■ **WORK TO BE COMPLETED**: Gather all lines in the entries below that include the word "icon".

□ □ □ □ □ □ □

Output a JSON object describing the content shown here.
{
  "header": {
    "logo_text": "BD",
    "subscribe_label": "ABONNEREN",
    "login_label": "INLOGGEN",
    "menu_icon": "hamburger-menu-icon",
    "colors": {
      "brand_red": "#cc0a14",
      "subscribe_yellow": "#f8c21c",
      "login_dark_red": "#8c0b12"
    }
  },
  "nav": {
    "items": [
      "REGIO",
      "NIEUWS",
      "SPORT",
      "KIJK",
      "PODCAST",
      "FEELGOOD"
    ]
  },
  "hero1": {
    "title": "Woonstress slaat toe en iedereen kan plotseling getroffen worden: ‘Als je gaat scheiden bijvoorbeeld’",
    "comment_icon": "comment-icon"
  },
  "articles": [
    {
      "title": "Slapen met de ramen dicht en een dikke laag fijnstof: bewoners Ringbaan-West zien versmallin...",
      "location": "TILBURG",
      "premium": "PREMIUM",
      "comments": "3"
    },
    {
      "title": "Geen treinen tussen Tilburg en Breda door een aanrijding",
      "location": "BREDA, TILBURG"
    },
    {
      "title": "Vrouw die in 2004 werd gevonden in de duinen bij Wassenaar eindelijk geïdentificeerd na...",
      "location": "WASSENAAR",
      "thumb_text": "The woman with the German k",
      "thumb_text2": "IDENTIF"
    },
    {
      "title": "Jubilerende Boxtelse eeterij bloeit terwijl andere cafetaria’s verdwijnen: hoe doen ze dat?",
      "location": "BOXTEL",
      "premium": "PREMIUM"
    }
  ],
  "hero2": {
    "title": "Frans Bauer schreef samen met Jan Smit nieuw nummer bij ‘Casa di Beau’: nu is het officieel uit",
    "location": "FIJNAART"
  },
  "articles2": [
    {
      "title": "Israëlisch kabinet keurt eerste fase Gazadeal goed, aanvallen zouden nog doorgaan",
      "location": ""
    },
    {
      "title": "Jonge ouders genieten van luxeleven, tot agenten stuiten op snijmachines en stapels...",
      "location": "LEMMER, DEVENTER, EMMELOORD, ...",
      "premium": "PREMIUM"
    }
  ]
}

□ □ □ □ □ □ □

■ **TASK RESULT**:
    "menu_icon": "hamburger-menu-icon",
    "comment_icon": "comment-icon"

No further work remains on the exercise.